- [Objective]
Skip every image and restate the data word for word.

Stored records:
[start]

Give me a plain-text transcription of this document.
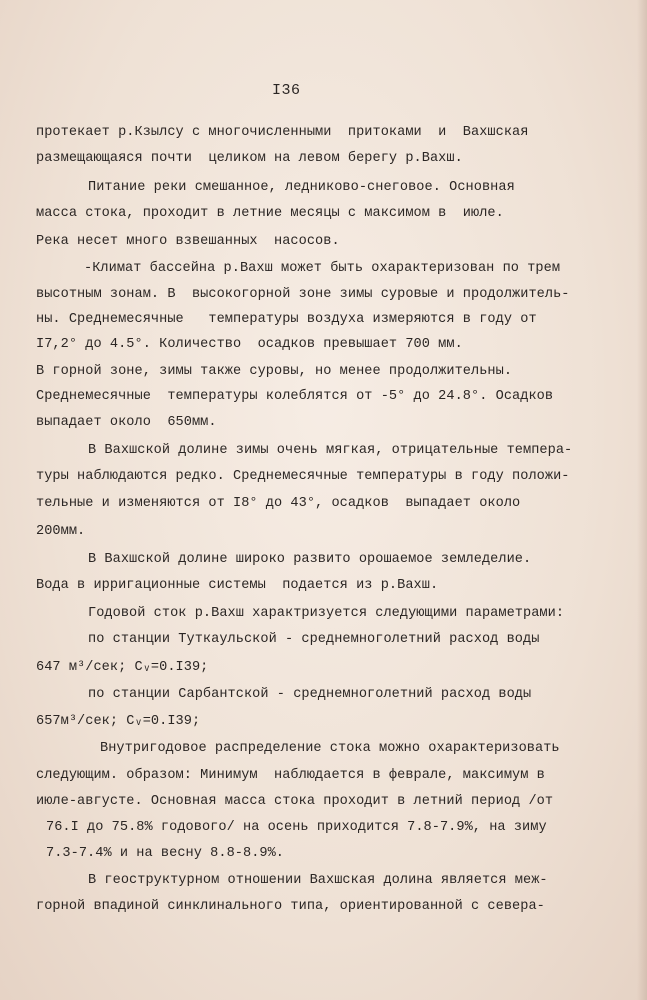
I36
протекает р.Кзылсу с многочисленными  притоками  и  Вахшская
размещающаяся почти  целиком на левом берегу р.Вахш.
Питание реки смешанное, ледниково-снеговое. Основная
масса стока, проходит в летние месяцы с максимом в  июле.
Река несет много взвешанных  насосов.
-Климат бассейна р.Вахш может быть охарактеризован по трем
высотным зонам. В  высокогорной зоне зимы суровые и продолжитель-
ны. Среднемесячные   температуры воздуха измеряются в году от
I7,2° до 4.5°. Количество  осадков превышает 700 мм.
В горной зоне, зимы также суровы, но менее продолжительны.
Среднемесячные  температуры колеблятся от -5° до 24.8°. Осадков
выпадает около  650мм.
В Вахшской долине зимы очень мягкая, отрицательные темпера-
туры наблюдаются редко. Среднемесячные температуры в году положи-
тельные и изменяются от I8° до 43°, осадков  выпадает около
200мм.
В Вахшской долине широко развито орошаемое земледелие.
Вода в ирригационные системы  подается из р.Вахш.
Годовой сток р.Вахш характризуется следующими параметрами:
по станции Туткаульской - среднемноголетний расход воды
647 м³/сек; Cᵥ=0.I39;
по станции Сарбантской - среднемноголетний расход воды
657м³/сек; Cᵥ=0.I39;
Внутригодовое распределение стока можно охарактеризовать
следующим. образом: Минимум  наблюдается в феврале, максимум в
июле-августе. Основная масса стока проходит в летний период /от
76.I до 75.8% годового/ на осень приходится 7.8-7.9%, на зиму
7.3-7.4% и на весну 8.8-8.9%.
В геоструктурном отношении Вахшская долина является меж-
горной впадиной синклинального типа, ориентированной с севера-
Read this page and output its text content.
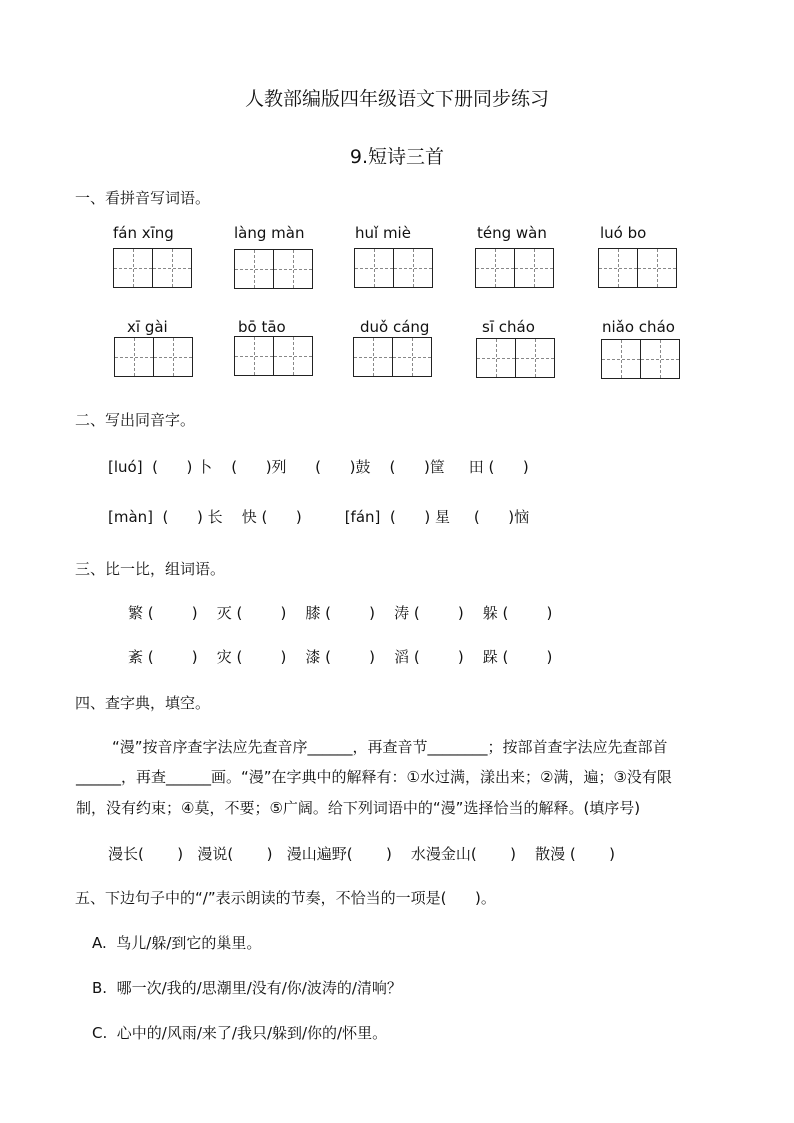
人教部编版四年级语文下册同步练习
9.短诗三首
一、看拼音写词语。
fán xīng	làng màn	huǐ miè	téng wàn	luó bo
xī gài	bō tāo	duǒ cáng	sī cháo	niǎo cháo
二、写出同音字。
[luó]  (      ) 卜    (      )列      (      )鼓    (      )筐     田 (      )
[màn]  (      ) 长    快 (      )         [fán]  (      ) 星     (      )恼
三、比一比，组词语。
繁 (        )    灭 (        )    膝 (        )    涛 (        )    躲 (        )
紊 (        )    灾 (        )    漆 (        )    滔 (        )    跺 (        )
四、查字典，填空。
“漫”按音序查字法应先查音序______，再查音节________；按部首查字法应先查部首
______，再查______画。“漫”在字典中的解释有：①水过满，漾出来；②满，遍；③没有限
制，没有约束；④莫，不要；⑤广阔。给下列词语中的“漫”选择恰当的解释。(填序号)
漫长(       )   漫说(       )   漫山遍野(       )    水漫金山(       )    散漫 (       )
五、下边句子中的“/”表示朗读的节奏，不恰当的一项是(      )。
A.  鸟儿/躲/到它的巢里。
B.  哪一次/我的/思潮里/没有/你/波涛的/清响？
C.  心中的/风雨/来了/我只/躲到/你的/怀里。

[end]

- [Problem solution]
Give me a plain-text transcription of this document.
I36
протекает р.Кзылсу с многочисленными  притоками  и  Вахшская
размещающаяся почти  целиком на левом берегу р.Вахш.
Питание реки смешанное, ледниково-снеговое. Основная
масса стока, проходит в летние месяцы с максимом в  июле.
Река несет много взвешанных  насосов.
-Климат бассейна р.Вахш может быть охарактеризован по трем
высотным зонам. В  высокогорной зоне зимы суровые и продолжитель-
ны. Среднемесячные   температуры воздуха измеряются в году от
I7,2° до 4.5°. Количество  осадков превышает 700 мм.
В горной зоне, зимы также суровы, но менее продолжительны.
Среднемесячные  температуры колеблятся от -5° до 24.8°. Осадков
выпадает около  650мм.
В Вахшской долине зимы очень мягкая, отрицательные темпера-
туры наблюдаются редко. Среднемесячные температуры в году положи-
тельные и изменяются от I8° до 43°, осадков  выпадает около
200мм.
В Вахшской долине широко развито орошаемое земледелие.
Вода в ирригационные системы  подается из р.Вахш.
Годовой сток р.Вахш характризуется следующими параметрами:
по станции Туткаульской - среднемноголетний расход воды
647 м³/сек; Cᵥ=0.I39;
по станции Сарбантской - среднемноголетний расход воды
657м³/сек; Cᵥ=0.I39;
Внутригодовое распределение стока можно охарактеризовать
следующим. образом: Минимум  наблюдается в феврале, максимум в
июле-августе. Основная масса стока проходит в летний период /от
76.I до 75.8% годового/ на осень приходится 7.8-7.9%, на зиму
7.3-7.4% и на весну 8.8-8.9%.
В геоструктурном отношении Вахшская долина является меж-
горной впадиной синклинального типа, ориентированной с севера-
Read this page and output its text content.
人教部编版四年级语文下册同步练习
9.短诗三首
一、看拼音写词语。
fán xīng	làng màn	huǐ miè	téng wàn	luó bo
xī gài	bō tāo	duǒ cáng	sī cháo	niǎo cháo
二、写出同音字。
[luó]  (      ) 卜    (      )列      (      )鼓    (      )筐     田 (      )
[màn]  (      ) 长    快 (      )         [fán]  (      ) 星     (      )恼
三、比一比，组词语。
繁 (        )    灭 (        )    膝 (        )    涛 (        )    躲 (        )
紊 (        )    灾 (        )    漆 (        )    滔 (        )    跺 (        )
四、查字典，填空。
“漫”按音序查字法应先查音序______，再查音节________；按部首查字法应先查部首
______，再查______画。“漫”在字典中的解释有：①水过满，漾出来；②满，遍；③没有限
制，没有约束；④莫，不要；⑤广阔。给下列词语中的“漫”选择恰当的解释。(填序号)
漫长(       )   漫说(       )   漫山遍野(       )    水漫金山(       )    散漫 (       )
五、下边句子中的“/”表示朗读的节奏，不恰当的一项是(      )。
A.  鸟儿/躲/到它的巢里。
B.  哪一次/我的/思潮里/没有/你/波涛的/清响？
C.  心中的/风雨/来了/我只/躲到/你的/怀里。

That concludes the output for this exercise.